Given request :: Copy every line in the records below that contains the word "flere".

>> Start

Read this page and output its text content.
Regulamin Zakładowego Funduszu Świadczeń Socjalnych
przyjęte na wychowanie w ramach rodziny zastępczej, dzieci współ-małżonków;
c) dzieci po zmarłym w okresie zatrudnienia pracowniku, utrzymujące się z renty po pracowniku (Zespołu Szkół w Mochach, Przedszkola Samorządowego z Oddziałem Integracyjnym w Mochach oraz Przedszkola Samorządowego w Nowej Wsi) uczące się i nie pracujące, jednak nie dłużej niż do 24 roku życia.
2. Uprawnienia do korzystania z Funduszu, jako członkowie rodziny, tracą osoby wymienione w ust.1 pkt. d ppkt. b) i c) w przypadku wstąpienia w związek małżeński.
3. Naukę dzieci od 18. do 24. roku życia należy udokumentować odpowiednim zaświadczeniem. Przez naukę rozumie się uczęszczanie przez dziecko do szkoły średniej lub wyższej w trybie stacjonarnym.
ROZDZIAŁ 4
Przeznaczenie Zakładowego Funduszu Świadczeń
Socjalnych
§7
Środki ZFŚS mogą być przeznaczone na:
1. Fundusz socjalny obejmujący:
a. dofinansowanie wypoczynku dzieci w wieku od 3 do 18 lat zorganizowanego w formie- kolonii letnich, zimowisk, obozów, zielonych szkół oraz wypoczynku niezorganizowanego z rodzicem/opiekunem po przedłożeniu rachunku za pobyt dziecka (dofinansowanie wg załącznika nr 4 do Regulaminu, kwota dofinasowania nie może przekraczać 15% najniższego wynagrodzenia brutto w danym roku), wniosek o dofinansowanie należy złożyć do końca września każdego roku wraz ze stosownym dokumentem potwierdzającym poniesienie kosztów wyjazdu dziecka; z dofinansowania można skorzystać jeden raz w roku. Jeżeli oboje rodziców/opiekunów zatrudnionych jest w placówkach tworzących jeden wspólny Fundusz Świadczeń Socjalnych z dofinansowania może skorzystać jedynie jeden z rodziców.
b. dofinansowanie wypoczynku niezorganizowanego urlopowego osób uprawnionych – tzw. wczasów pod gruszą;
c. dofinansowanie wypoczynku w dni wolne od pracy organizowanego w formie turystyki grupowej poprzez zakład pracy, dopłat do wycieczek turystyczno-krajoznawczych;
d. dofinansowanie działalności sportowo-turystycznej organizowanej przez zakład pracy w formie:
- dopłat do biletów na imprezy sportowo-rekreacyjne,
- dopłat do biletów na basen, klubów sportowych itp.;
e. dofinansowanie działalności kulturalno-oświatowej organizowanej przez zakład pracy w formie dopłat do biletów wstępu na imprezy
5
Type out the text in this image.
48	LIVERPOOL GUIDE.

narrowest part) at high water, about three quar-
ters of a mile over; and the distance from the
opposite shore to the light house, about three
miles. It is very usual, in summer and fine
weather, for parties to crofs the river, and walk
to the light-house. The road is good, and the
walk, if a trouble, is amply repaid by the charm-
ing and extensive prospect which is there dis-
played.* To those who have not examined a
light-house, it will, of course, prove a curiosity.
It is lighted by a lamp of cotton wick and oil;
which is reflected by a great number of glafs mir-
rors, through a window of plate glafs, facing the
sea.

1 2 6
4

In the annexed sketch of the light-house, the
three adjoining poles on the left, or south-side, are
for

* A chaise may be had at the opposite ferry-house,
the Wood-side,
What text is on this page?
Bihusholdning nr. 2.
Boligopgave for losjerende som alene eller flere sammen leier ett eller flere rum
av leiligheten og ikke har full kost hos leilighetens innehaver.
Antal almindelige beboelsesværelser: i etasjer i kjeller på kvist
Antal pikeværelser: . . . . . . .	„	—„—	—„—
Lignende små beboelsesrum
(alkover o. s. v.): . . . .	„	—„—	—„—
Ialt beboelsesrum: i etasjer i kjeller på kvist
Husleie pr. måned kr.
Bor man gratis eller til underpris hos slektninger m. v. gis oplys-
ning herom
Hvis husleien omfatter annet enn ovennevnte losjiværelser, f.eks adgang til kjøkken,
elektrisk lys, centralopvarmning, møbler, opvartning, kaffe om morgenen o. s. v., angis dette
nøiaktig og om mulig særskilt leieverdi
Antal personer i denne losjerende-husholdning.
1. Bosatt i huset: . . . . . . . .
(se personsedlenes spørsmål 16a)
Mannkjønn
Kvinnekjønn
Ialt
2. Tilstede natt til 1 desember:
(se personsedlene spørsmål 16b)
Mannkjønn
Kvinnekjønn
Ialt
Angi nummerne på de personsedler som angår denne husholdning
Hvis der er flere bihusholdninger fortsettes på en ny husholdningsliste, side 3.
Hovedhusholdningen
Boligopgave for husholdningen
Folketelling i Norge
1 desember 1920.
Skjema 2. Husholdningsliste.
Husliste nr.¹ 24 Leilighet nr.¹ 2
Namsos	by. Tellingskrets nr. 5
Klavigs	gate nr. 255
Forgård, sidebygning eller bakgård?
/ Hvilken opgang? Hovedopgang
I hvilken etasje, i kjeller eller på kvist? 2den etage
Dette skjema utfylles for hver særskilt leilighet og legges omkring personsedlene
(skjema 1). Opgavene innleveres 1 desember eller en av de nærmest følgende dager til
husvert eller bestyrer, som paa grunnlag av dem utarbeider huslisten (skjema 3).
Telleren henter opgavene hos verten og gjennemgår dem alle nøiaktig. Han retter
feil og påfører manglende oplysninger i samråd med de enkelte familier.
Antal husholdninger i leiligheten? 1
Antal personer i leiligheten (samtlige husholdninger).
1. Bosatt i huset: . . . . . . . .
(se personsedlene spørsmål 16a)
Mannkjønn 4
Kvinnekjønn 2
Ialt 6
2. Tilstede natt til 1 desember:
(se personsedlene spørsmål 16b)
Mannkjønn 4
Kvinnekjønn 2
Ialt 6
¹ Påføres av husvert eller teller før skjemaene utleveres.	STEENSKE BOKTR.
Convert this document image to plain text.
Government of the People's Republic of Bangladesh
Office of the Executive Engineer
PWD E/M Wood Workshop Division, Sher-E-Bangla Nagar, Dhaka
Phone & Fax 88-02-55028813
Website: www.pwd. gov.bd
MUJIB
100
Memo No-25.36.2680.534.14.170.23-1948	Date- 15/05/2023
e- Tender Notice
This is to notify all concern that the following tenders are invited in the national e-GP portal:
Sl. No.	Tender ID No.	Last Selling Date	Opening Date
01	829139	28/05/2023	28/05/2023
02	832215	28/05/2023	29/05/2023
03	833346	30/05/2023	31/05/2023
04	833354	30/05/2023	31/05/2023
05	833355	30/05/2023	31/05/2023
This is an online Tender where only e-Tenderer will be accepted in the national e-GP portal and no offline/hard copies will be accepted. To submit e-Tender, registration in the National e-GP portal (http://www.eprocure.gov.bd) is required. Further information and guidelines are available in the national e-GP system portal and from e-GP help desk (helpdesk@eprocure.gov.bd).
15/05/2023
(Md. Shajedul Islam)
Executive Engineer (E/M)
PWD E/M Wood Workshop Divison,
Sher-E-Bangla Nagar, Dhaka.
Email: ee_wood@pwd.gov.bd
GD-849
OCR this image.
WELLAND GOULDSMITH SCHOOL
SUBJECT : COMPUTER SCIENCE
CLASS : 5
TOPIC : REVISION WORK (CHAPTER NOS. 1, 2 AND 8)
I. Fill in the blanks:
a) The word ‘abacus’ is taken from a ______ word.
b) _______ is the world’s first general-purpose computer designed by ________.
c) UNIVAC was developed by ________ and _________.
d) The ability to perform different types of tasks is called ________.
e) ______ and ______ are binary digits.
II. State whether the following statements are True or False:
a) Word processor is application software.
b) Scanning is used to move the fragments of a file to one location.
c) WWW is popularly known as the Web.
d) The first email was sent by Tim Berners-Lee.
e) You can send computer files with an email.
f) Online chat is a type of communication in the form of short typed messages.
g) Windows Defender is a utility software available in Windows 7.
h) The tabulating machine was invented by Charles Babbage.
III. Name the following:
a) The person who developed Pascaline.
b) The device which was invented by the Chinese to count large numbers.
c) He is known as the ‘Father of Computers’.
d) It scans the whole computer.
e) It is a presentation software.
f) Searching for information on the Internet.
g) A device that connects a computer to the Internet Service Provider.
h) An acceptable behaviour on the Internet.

>> End

Written solution ::
Boligopgave for losjerende som alene eller flere sammen leier ett eller flere rum
Hvis der er flere bihusholdninger fortsettes på en ny husholdningsliste, side 3.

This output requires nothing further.